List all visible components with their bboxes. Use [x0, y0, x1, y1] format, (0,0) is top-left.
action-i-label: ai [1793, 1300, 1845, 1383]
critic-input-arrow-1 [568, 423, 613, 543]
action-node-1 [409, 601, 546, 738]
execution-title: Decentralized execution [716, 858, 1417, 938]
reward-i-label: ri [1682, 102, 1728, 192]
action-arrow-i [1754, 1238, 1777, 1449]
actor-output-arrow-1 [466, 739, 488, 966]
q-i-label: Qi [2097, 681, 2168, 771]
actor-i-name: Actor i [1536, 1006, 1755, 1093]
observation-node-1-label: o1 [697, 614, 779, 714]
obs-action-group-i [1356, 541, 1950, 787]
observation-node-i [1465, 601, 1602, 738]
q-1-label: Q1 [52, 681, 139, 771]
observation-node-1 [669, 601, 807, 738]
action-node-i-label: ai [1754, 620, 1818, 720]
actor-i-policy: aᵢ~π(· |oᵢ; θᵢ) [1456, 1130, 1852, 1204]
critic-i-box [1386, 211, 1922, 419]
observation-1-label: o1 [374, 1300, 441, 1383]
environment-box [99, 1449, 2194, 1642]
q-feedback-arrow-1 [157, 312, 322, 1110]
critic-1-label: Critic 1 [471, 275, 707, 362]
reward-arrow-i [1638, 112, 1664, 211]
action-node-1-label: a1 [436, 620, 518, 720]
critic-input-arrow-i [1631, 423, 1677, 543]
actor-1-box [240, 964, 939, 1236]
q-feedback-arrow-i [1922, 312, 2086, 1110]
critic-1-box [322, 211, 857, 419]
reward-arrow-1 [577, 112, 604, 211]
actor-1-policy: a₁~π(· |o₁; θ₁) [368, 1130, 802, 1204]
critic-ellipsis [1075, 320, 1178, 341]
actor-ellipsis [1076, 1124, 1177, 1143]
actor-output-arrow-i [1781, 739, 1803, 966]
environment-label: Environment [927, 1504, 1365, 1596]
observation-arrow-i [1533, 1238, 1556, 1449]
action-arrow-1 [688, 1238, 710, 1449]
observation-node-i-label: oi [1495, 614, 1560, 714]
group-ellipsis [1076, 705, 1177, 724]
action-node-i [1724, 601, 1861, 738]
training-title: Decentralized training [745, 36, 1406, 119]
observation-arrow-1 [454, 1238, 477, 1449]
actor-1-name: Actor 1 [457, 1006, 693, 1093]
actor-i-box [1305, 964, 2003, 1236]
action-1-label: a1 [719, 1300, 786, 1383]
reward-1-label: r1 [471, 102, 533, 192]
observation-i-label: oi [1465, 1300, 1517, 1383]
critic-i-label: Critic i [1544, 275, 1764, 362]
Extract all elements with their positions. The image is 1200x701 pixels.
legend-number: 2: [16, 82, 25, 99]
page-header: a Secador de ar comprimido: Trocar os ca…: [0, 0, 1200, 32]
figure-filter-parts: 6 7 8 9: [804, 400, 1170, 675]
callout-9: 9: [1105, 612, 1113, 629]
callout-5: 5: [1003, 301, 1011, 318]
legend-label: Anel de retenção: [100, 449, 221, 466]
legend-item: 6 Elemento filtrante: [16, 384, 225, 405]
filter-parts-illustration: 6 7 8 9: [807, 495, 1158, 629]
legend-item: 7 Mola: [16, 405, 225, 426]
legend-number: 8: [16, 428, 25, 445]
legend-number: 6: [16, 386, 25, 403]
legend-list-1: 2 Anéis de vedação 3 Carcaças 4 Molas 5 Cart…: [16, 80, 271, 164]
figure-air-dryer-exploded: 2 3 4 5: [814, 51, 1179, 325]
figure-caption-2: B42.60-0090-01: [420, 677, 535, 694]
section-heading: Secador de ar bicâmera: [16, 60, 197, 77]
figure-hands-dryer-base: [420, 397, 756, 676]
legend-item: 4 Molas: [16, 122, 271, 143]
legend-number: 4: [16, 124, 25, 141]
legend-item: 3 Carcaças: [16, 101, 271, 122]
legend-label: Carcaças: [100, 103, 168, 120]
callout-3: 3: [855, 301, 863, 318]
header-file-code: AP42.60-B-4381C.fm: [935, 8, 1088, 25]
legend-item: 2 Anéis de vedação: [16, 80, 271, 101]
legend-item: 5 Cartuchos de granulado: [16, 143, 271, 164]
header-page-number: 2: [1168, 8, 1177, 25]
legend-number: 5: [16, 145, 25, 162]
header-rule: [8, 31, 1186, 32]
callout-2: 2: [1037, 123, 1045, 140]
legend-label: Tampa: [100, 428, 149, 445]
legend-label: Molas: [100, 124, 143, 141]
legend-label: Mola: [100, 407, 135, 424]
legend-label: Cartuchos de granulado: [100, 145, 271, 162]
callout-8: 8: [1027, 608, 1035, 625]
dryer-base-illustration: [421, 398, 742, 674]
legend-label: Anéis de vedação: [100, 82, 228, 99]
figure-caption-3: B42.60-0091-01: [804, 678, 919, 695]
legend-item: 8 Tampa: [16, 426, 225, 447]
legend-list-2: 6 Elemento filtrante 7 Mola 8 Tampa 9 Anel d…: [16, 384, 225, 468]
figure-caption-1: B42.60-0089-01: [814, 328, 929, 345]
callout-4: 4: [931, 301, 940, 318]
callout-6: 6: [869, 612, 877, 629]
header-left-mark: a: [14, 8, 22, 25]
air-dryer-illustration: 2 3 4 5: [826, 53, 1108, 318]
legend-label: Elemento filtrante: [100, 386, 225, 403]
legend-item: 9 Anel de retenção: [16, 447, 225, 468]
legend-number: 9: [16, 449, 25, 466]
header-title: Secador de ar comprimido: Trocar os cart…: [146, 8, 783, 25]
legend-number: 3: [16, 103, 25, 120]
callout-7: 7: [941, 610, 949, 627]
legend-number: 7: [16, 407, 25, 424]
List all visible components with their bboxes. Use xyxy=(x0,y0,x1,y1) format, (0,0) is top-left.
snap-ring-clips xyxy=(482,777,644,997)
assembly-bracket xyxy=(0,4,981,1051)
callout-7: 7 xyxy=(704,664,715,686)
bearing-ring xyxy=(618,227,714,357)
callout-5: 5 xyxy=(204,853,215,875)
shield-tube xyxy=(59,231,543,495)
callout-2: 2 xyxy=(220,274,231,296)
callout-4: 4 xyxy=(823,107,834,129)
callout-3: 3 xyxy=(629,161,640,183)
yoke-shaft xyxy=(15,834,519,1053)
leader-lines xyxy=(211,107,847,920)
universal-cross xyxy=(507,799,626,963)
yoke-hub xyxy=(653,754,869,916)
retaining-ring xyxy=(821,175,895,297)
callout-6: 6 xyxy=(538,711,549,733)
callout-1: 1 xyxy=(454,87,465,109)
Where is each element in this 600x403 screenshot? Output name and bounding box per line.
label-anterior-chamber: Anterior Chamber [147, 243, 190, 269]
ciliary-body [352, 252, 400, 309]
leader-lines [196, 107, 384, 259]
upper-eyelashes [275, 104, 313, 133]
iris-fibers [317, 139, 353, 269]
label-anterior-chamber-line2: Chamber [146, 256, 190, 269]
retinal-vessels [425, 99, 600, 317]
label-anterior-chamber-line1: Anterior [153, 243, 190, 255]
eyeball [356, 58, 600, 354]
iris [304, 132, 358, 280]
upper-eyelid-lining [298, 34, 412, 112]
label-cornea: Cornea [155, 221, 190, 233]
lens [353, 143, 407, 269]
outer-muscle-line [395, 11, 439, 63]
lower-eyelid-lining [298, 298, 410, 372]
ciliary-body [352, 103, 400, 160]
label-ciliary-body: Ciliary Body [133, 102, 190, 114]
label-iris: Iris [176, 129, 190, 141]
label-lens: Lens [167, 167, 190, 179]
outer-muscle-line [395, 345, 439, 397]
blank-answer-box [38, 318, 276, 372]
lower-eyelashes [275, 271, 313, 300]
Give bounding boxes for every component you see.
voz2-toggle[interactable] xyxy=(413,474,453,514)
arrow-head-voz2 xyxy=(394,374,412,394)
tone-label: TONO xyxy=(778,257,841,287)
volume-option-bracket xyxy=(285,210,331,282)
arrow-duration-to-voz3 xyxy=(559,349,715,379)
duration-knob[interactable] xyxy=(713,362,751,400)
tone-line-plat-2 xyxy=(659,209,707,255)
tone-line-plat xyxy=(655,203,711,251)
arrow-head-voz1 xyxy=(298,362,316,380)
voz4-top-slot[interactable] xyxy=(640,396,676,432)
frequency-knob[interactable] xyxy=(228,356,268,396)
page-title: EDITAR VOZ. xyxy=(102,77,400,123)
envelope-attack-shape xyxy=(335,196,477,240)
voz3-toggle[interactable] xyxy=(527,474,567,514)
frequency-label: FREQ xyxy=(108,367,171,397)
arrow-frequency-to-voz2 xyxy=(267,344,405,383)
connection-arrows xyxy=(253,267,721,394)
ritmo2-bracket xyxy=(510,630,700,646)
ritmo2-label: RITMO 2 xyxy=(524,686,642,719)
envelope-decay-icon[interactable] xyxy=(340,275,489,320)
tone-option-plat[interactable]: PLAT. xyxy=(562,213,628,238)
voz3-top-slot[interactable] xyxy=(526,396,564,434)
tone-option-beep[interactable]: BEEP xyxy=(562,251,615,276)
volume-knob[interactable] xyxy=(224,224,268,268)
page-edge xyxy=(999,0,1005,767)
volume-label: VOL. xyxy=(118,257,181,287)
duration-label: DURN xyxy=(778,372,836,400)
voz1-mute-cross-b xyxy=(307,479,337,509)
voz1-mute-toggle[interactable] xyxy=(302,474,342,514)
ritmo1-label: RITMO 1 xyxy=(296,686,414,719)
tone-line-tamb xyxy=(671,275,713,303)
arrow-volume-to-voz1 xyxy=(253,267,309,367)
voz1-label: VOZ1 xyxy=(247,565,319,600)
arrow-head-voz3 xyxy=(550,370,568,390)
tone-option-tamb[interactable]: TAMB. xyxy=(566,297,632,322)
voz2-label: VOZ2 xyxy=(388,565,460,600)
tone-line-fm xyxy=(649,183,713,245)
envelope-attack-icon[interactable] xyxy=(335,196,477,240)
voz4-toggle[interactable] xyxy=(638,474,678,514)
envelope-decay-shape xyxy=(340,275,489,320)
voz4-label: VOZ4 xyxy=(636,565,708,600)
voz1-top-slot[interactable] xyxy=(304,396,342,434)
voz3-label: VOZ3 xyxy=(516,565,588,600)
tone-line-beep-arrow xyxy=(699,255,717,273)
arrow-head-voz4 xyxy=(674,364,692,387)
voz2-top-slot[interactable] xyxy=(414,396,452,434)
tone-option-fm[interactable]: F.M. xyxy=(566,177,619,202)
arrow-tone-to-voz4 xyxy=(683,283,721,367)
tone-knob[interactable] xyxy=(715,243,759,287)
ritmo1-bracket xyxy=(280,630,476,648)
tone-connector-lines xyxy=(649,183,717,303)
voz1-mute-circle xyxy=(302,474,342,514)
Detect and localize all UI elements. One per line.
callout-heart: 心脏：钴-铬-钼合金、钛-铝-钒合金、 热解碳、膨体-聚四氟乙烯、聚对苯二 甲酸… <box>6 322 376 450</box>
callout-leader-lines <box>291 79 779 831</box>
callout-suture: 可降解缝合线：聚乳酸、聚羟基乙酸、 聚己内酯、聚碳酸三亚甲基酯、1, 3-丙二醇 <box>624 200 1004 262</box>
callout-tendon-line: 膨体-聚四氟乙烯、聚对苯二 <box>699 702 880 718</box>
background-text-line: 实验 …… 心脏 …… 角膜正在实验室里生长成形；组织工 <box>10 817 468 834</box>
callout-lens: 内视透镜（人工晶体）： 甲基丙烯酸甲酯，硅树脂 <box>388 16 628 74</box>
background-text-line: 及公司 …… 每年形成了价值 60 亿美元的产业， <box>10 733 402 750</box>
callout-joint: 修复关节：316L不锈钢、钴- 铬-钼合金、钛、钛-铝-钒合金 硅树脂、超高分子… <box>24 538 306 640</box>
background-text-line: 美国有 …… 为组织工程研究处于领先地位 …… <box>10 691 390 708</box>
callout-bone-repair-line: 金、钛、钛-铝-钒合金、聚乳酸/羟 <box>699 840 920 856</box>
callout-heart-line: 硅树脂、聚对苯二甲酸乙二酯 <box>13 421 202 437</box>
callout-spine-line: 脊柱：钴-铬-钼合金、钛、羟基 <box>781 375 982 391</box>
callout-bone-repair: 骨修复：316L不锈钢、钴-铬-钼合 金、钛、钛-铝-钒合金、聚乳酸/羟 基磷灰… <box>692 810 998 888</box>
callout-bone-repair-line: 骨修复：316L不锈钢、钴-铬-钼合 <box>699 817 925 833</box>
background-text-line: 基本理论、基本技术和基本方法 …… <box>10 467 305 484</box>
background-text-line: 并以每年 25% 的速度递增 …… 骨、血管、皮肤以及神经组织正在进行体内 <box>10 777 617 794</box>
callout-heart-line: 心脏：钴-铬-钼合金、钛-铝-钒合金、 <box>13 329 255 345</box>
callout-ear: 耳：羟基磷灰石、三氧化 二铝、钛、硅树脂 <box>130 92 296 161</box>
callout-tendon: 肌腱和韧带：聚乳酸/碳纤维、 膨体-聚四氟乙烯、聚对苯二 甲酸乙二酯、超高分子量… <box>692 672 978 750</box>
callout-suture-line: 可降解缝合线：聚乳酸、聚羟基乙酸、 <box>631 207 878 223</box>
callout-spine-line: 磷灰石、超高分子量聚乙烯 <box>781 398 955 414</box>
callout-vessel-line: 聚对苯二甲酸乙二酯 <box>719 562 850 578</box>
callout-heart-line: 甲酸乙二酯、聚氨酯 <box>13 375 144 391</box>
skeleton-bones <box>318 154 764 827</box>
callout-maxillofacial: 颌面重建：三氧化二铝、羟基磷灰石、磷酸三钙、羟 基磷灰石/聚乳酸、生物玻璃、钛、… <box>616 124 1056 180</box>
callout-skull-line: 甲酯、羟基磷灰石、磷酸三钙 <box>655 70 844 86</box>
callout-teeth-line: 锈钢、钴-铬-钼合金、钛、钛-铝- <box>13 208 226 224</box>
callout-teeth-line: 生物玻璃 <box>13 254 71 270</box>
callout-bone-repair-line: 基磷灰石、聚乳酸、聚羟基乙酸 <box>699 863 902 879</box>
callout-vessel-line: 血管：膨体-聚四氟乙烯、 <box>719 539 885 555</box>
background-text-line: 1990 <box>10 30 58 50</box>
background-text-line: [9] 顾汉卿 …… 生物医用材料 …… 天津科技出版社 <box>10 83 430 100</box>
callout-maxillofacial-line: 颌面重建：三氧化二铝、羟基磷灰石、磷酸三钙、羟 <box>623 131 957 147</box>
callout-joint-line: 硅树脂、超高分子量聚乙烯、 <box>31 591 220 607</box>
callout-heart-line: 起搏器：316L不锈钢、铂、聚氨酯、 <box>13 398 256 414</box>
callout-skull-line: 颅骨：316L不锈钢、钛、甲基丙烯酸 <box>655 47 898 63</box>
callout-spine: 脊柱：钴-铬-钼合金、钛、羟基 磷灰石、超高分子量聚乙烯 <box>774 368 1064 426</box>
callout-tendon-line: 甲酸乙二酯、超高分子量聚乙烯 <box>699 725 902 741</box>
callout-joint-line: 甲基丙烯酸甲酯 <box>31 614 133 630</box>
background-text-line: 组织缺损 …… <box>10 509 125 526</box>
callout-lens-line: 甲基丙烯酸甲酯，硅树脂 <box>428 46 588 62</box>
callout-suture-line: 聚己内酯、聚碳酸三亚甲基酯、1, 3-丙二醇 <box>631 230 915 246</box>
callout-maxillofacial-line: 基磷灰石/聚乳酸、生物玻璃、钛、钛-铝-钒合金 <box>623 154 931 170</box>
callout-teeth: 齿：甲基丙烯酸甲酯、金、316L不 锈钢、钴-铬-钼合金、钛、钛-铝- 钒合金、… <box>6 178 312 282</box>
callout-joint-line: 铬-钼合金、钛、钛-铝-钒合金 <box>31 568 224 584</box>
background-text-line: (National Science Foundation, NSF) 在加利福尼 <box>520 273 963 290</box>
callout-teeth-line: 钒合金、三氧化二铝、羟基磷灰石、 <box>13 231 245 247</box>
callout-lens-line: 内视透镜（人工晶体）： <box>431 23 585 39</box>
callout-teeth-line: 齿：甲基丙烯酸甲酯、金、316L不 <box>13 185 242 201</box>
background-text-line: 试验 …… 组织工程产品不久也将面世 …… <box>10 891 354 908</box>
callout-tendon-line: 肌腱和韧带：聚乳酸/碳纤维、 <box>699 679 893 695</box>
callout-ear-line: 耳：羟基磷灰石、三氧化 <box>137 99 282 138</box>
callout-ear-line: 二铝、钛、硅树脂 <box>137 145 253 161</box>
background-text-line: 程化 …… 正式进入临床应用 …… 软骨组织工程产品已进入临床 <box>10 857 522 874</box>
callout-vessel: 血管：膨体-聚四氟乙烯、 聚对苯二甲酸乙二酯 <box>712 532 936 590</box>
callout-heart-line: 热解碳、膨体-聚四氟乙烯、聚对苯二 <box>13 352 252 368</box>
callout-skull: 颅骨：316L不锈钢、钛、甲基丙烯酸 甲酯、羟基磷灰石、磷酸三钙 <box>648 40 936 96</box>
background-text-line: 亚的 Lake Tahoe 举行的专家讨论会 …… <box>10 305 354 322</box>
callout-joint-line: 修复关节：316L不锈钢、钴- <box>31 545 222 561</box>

-- -- --

Task instructions:
Write out the lines exactly as they appear, starting with the first line and ending with the line that contains "actor-i-box [1305, 964, 2003, 1236]", including that line.

Solution for this problem:
List all visible components with their bboxes. Use [x0, y0, x1, y1] format, (0,0) is top-left.
action-i-label: ai [1793, 1300, 1845, 1383]
critic-input-arrow-1 [568, 423, 613, 543]
action-node-1 [409, 601, 546, 738]
execution-title: Decentralized execution [716, 858, 1417, 938]
reward-i-label: ri [1682, 102, 1728, 192]
action-arrow-i [1754, 1238, 1777, 1449]
actor-output-arrow-1 [466, 739, 488, 966]
q-i-label: Qi [2097, 681, 2168, 771]
actor-i-name: Actor i [1536, 1006, 1755, 1093]
observation-node-1-label: o1 [697, 614, 779, 714]
obs-action-group-i [1356, 541, 1950, 787]
observation-node-i [1465, 601, 1602, 738]
q-1-label: Q1 [52, 681, 139, 771]
observation-node-1 [669, 601, 807, 738]
action-node-i-label: ai [1754, 620, 1818, 720]
actor-i-policy: aᵢ~π(· |oᵢ; θᵢ) [1456, 1130, 1852, 1204]
critic-i-box [1386, 211, 1922, 419]
observation-1-label: o1 [374, 1300, 441, 1383]
environment-box [99, 1449, 2194, 1642]
q-feedback-arrow-1 [157, 312, 322, 1110]
critic-1-label: Critic 1 [471, 275, 707, 362]
reward-arrow-i [1638, 112, 1664, 211]
action-node-1-label: a1 [436, 620, 518, 720]
critic-input-arrow-i [1631, 423, 1677, 543]
actor-1-box [240, 964, 939, 1236]
q-feedback-arrow-i [1922, 312, 2086, 1110]
critic-1-box [322, 211, 857, 419]
reward-arrow-1 [577, 112, 604, 211]
actor-1-policy: a₁~π(· |o₁; θ₁) [368, 1130, 802, 1204]
critic-ellipsis [1075, 320, 1178, 341]
actor-ellipsis [1076, 1124, 1177, 1143]
actor-output-arrow-i [1781, 739, 1803, 966]
environment-label: Environment [927, 1504, 1365, 1596]
observation-arrow-i [1533, 1238, 1556, 1449]
action-arrow-1 [688, 1238, 710, 1449]
observation-node-i-label: oi [1495, 614, 1560, 714]
group-ellipsis [1076, 705, 1177, 724]
action-node-i [1724, 601, 1861, 738]
training-title: Decentralized training [745, 36, 1406, 119]
observation-arrow-1 [454, 1238, 477, 1449]
actor-1-name: Actor 1 [457, 1006, 693, 1093]
actor-i-box [1305, 964, 2003, 1236]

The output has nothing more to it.